* [PROBLEM TO SOLVE]: Quote the whole listing word for word. Do not include the pictures.

* [Records contained in a dataset]:
########################################

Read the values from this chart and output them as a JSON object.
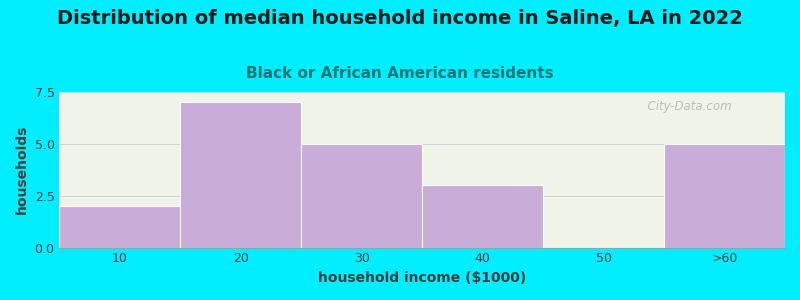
{
  "title": "Distribution of median household income in Saline, LA in 2022",
  "subtitle": "Black or African American residents",
  "categories": [
    "10",
    "20",
    "30",
    "40",
    "50",
    ">60"
  ],
  "values": [
    2,
    7,
    5,
    3,
    0,
    5
  ],
  "bar_color": "#c9acd8",
  "background_color": "#00eeff",
  "plot_bg_top": "#e8f0dc",
  "plot_bg_bottom": "#f8f8f8",
  "xlabel": "household income ($1000)",
  "ylabel": "households",
  "ylim": [
    0,
    7.5
  ],
  "yticks": [
    0,
    2.5,
    5,
    7.5
  ],
  "title_fontsize": 14,
  "subtitle_fontsize": 11,
  "watermark": "  City-Data.com"
}
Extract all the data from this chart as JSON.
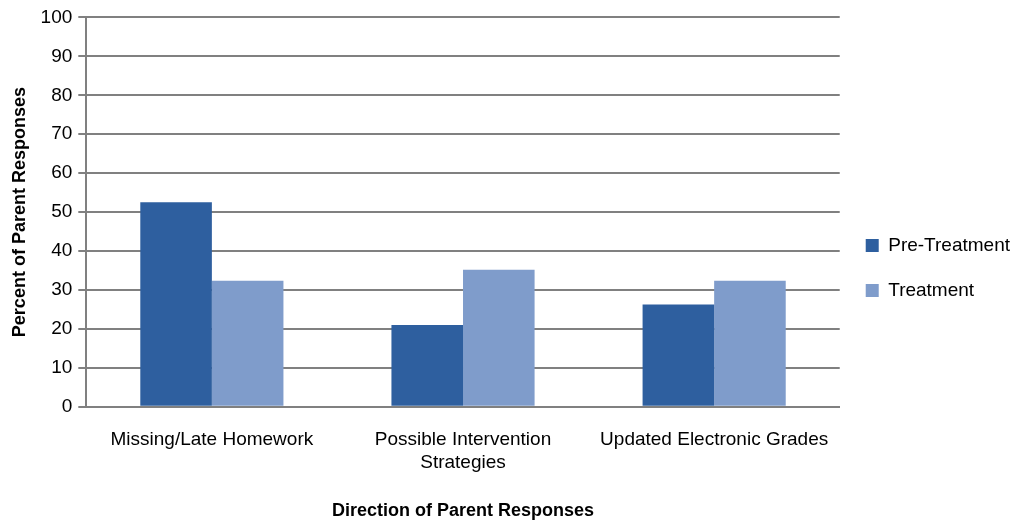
{
  "chart_data": {
    "type": "bar",
    "xlabel": "Direction of Parent Responses",
    "ylabel": "Percent of Parent Responses",
    "categories": [
      "Missing/Late Homework",
      "Possible Intervention Strategies",
      "Updated Electronic Grades"
    ],
    "series": [
      {
        "name": "Pre-Treatment",
        "color": "#2e5f9f",
        "values": [
          52.5,
          21.0,
          26.3
        ]
      },
      {
        "name": "Treatment",
        "color": "#7f9ccb",
        "values": [
          32.4,
          35.2,
          32.4
        ]
      }
    ],
    "ylim": [
      0,
      100
    ],
    "yticks": [
      0,
      10,
      20,
      30,
      40,
      50,
      60,
      70,
      80,
      90,
      100
    ],
    "grid": "y",
    "legend": "right"
  }
}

########################################

* [THE SOLUTION]:
Read the values from this chart and output them as a JSON object.
{
  "title": "Distribution of median household income in Saline, LA in 2022",
  "subtitle": "Black or African American residents",
  "categories": [
    "10",
    "20",
    "30",
    "40",
    "50",
    ">60"
  ],
  "values": [
    2,
    7,
    5,
    3,
    0,
    5
  ],
  "bar_color": "#c9acd8",
  "background_color": "#00eeff",
  "plot_bg_top": "#e8f0dc",
  "plot_bg_bottom": "#f8f8f8",
  "xlabel": "household income ($1000)",
  "ylabel": "households",
  "ylim": [
    0,
    7.5
  ],
  "yticks": [
    0,
    2.5,
    5,
    7.5
  ],
  "title_fontsize": 14,
  "subtitle_fontsize": 11,
  "watermark": "  City-Data.com"
}
Extract all the data from this chart as JSON.
{
  "chart_data": {
    "type": "bar",
    "xlabel": "Direction of Parent Responses",
    "ylabel": "Percent of Parent Responses",
    "categories": [
      "Missing/Late Homework",
      "Possible Intervention Strategies",
      "Updated Electronic Grades"
    ],
    "series": [
      {
        "name": "Pre-Treatment",
        "color": "#2e5f9f",
        "values": [
          52.5,
          21.0,
          26.3
        ]
      },
      {
        "name": "Treatment",
        "color": "#7f9ccb",
        "values": [
          32.4,
          35.2,
          32.4
        ]
      }
    ],
    "ylim": [
      0,
      100
    ],
    "yticks": [
      0,
      10,
      20,
      30,
      40,
      50,
      60,
      70,
      80,
      90,
      100
    ],
    "grid": "y",
    "legend": "right"
  }
}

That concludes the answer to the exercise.